Stored records:
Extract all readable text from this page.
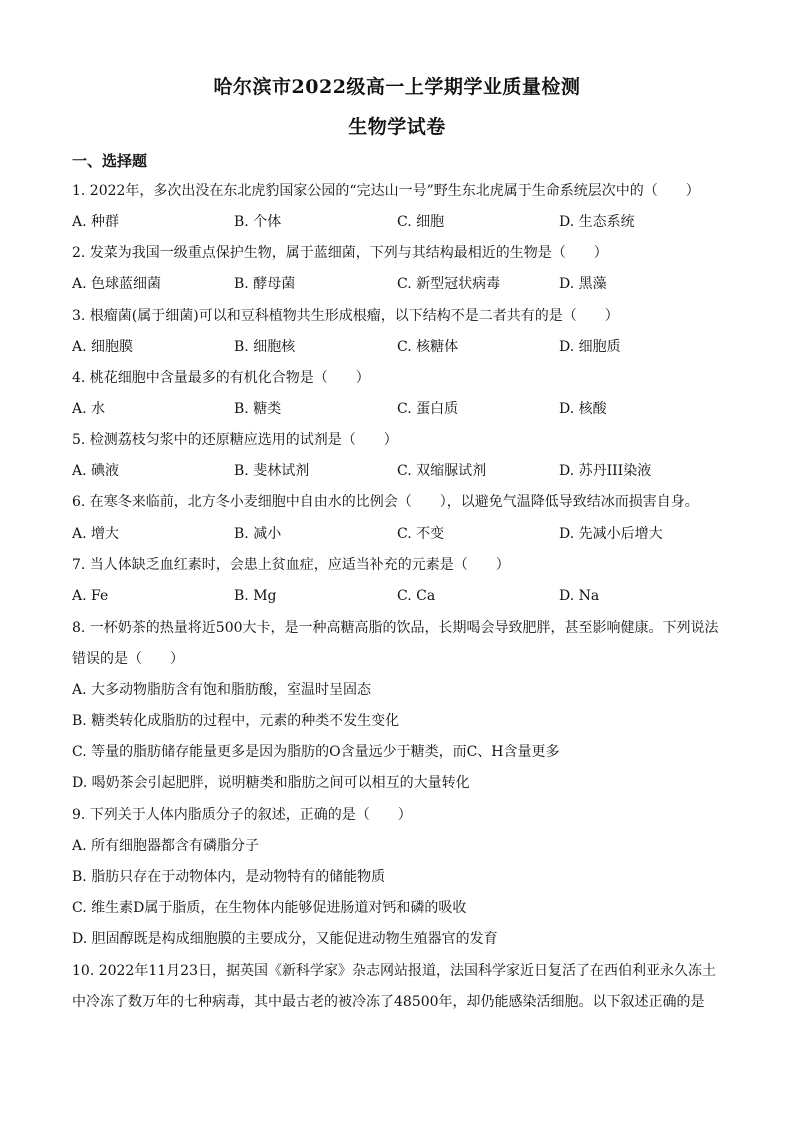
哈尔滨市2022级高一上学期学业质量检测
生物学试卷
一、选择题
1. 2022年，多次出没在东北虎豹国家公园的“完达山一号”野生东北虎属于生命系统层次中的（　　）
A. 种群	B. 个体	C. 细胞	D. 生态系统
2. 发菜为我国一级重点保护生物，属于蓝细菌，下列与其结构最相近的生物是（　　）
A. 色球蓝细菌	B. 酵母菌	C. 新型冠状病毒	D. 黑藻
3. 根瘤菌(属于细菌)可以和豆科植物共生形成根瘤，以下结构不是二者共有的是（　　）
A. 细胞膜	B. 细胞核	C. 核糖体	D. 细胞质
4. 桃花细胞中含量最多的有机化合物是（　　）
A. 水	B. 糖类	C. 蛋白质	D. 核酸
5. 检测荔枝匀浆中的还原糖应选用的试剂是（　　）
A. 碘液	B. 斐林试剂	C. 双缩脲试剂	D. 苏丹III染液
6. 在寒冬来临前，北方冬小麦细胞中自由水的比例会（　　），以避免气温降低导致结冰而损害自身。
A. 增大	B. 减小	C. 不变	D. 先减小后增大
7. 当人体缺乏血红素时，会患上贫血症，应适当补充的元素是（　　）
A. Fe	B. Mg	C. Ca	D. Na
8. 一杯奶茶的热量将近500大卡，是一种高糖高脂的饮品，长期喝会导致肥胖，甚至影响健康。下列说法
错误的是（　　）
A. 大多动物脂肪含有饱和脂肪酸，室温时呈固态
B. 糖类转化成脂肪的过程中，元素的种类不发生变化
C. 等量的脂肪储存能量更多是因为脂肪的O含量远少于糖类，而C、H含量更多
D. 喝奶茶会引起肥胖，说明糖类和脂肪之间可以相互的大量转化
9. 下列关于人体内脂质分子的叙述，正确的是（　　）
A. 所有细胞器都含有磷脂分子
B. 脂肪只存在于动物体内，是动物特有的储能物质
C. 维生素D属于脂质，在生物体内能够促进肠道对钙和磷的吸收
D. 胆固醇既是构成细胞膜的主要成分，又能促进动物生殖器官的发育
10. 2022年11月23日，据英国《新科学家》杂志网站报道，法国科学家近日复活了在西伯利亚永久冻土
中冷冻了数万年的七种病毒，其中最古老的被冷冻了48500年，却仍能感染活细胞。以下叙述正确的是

### Requirement
All the lines above are to be reproduced exactly, except the pictures.

### Answer to this task
Extract all readable text from this page.
哈尔滨市2022级高一上学期学业质量检测
生物学试卷
一、选择题
1. 2022年，多次出没在东北虎豹国家公园的“完达山一号”野生东北虎属于生命系统层次中的（　　）
A. 种群	B. 个体	C. 细胞	D. 生态系统
2. 发菜为我国一级重点保护生物，属于蓝细菌，下列与其结构最相近的生物是（　　）
A. 色球蓝细菌	B. 酵母菌	C. 新型冠状病毒	D. 黑藻
3. 根瘤菌(属于细菌)可以和豆科植物共生形成根瘤，以下结构不是二者共有的是（　　）
A. 细胞膜	B. 细胞核	C. 核糖体	D. 细胞质
4. 桃花细胞中含量最多的有机化合物是（　　）
A. 水	B. 糖类	C. 蛋白质	D. 核酸
5. 检测荔枝匀浆中的还原糖应选用的试剂是（　　）
A. 碘液	B. 斐林试剂	C. 双缩脲试剂	D. 苏丹III染液
6. 在寒冬来临前，北方冬小麦细胞中自由水的比例会（　　），以避免气温降低导致结冰而损害自身。
A. 增大	B. 减小	C. 不变	D. 先减小后增大
7. 当人体缺乏血红素时，会患上贫血症，应适当补充的元素是（　　）
A. Fe	B. Mg	C. Ca	D. Na
8. 一杯奶茶的热量将近500大卡，是一种高糖高脂的饮品，长期喝会导致肥胖，甚至影响健康。下列说法
错误的是（　　）
A. 大多动物脂肪含有饱和脂肪酸，室温时呈固态
B. 糖类转化成脂肪的过程中，元素的种类不发生变化
C. 等量的脂肪储存能量更多是因为脂肪的O含量远少于糖类，而C、H含量更多
D. 喝奶茶会引起肥胖，说明糖类和脂肪之间可以相互的大量转化
9. 下列关于人体内脂质分子的叙述，正确的是（　　）
A. 所有细胞器都含有磷脂分子
B. 脂肪只存在于动物体内，是动物特有的储能物质
C. 维生素D属于脂质，在生物体内能够促进肠道对钙和磷的吸收
D. 胆固醇既是构成细胞膜的主要成分，又能促进动物生殖器官的发育
10. 2022年11月23日，据英国《新科学家》杂志网站报道，法国科学家近日复活了在西伯利亚永久冻土
中冷冻了数万年的七种病毒，其中最古老的被冷冻了48500年，却仍能感染活细胞。以下叙述正确的是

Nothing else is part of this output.